(Chart and figure data)

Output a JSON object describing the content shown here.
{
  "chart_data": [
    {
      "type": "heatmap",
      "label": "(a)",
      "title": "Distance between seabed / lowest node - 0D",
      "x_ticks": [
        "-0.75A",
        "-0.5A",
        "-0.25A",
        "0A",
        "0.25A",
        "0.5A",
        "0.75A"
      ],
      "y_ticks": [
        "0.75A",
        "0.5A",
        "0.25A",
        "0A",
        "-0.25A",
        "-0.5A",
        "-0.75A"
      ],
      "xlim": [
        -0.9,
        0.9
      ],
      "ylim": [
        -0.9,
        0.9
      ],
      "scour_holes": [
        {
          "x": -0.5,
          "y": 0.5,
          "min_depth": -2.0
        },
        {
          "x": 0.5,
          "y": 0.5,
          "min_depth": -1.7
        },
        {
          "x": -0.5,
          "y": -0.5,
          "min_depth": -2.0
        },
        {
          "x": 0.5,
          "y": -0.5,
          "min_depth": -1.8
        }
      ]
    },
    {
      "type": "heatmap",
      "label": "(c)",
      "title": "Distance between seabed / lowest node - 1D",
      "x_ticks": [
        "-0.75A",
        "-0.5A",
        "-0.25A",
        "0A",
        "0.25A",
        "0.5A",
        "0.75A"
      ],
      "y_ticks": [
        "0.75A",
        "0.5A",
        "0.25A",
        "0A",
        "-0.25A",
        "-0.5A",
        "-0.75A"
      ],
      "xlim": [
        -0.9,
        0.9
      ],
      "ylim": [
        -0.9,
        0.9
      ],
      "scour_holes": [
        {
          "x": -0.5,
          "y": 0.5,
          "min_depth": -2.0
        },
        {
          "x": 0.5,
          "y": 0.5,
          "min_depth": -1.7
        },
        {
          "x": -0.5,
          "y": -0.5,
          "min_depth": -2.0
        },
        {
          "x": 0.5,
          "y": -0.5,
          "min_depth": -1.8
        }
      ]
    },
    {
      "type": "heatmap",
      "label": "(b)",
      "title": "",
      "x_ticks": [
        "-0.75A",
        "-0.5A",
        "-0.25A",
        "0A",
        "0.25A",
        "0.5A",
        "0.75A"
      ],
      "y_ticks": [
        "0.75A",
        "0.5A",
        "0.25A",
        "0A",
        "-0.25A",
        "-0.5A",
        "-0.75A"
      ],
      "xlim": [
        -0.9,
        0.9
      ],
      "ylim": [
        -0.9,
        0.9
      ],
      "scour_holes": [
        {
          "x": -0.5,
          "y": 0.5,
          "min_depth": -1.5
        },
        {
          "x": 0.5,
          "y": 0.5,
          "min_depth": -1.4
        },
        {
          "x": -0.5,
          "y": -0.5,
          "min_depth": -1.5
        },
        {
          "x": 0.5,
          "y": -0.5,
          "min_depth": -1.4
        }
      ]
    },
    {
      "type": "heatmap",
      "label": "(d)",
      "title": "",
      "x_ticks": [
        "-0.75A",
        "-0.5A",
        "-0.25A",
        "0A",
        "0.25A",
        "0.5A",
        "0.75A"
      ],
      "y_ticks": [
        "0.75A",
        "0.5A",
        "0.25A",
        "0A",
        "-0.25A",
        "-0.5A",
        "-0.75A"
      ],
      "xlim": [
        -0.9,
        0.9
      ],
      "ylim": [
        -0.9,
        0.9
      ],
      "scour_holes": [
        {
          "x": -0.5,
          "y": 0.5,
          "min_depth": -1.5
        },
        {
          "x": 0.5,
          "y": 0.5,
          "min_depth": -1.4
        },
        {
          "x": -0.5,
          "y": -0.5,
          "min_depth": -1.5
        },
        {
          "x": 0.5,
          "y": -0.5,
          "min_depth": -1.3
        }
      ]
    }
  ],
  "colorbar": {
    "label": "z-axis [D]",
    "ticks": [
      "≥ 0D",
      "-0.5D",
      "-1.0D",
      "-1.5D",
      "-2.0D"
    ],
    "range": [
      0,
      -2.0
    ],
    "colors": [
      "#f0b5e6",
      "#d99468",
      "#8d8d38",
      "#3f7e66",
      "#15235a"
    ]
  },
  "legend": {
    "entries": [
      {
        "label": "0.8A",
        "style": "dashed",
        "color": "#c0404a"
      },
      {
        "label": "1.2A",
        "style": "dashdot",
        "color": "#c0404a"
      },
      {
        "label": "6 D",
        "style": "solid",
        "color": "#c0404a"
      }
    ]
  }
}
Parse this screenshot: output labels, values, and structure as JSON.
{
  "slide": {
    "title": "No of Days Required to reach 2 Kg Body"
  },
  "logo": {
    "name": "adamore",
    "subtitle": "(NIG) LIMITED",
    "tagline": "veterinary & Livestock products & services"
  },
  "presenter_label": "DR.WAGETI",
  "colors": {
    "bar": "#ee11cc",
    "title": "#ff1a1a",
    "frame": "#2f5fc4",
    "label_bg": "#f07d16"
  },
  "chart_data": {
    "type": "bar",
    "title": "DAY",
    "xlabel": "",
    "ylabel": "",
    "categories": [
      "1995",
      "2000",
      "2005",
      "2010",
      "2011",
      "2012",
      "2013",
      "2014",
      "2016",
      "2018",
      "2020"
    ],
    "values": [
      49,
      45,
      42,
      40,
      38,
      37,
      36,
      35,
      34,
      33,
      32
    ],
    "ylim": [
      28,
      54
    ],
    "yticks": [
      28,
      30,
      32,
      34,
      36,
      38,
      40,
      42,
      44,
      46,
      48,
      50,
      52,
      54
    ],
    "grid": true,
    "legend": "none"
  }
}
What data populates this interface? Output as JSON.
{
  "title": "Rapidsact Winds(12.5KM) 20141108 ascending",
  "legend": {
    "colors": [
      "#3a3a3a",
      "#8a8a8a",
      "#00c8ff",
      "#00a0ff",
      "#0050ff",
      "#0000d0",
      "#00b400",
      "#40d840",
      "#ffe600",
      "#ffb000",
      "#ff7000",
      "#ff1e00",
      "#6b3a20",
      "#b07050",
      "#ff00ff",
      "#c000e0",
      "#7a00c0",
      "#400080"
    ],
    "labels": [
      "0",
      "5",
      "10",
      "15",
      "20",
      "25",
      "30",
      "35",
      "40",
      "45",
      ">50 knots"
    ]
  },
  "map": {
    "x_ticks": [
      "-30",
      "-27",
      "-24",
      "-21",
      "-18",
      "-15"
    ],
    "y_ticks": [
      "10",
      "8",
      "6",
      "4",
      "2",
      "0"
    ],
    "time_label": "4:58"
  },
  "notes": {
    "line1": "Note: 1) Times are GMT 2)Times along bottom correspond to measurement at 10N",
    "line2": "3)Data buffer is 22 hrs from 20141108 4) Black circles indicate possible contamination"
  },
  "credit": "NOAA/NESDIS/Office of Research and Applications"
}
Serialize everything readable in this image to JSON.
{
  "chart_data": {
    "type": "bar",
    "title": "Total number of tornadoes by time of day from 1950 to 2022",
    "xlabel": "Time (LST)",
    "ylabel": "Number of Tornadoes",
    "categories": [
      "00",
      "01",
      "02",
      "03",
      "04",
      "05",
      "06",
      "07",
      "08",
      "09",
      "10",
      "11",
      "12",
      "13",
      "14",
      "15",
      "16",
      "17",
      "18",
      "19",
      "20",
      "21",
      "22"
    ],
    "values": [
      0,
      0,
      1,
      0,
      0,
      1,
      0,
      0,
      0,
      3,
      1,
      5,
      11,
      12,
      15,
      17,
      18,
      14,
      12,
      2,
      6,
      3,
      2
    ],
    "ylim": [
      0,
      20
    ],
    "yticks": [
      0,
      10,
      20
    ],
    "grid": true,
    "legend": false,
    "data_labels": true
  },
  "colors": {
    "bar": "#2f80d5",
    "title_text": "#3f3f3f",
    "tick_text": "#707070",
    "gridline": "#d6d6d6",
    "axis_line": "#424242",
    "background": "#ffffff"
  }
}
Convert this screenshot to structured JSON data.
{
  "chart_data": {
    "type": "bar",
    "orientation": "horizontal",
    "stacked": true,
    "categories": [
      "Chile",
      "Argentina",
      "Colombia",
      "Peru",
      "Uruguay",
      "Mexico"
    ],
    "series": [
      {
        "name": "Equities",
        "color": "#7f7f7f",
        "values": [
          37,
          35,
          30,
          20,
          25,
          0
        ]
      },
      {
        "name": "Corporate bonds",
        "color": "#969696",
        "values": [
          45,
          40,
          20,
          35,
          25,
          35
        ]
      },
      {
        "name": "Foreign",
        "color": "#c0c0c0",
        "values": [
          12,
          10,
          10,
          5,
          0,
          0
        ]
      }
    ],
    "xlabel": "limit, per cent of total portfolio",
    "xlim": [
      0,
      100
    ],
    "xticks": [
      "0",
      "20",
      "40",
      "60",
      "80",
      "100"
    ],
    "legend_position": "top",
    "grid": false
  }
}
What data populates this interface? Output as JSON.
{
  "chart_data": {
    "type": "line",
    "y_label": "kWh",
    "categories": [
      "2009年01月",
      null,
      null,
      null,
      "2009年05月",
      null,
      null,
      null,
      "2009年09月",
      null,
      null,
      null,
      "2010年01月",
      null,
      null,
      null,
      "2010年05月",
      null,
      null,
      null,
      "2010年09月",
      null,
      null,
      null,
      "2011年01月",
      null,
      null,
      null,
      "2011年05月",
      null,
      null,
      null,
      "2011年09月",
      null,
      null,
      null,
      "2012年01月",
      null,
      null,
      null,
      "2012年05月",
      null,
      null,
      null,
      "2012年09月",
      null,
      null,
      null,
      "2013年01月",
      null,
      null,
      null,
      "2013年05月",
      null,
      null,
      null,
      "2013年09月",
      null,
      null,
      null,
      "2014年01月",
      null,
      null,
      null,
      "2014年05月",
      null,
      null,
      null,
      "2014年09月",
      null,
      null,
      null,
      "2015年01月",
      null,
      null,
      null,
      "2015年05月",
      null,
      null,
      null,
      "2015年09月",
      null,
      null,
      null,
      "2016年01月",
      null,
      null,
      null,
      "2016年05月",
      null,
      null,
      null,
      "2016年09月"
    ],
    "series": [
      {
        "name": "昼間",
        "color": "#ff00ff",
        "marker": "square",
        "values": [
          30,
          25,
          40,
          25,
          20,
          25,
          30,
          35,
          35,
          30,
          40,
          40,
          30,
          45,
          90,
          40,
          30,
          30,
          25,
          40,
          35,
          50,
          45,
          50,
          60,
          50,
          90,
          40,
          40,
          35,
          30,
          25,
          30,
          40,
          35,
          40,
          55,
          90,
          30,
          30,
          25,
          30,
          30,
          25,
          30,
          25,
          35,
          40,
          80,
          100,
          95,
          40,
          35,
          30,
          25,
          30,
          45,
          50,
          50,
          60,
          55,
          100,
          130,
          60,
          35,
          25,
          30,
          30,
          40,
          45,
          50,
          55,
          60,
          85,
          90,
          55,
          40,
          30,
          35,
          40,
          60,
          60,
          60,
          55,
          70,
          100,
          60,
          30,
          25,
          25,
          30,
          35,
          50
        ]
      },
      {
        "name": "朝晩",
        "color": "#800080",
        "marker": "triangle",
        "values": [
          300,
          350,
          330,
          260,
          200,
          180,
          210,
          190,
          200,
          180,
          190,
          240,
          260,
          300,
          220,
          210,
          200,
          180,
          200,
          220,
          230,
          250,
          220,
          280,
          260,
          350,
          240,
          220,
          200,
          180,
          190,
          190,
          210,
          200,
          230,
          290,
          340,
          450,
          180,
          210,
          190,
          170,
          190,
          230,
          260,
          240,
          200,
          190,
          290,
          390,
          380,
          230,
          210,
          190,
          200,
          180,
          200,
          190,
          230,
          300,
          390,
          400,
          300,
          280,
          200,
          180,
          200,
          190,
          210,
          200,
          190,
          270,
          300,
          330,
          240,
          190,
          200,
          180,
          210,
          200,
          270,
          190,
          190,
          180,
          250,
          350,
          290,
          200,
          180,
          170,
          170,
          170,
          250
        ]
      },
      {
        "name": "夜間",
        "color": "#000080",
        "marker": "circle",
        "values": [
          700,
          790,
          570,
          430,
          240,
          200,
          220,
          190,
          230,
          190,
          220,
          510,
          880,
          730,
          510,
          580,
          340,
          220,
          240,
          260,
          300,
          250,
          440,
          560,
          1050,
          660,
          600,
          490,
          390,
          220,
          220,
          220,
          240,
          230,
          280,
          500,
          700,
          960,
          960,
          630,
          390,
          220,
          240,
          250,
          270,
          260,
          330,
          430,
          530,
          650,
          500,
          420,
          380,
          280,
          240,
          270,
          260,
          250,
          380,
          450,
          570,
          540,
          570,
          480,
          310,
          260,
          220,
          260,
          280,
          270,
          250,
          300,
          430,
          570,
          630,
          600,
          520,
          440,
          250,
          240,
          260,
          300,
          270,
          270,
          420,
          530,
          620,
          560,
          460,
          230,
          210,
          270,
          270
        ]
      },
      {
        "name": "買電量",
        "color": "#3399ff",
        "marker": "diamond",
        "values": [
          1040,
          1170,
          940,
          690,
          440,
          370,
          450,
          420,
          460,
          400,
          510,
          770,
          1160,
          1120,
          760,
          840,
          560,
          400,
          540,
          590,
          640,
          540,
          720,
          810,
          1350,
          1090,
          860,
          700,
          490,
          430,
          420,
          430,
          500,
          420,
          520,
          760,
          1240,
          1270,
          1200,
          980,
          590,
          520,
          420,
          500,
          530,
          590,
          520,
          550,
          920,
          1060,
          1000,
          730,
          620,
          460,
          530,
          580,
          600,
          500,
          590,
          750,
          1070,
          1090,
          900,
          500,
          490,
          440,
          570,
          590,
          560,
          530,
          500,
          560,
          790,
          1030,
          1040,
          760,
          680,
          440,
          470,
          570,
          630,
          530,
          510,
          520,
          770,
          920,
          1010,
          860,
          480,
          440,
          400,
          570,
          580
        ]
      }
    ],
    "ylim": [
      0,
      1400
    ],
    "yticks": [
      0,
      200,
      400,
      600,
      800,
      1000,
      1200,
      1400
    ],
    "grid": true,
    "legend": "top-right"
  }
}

▶ Your task
Tally how many lines of the material contain the word "lowest". The answer must be the number and nothing else.

▶ Solution for this task
2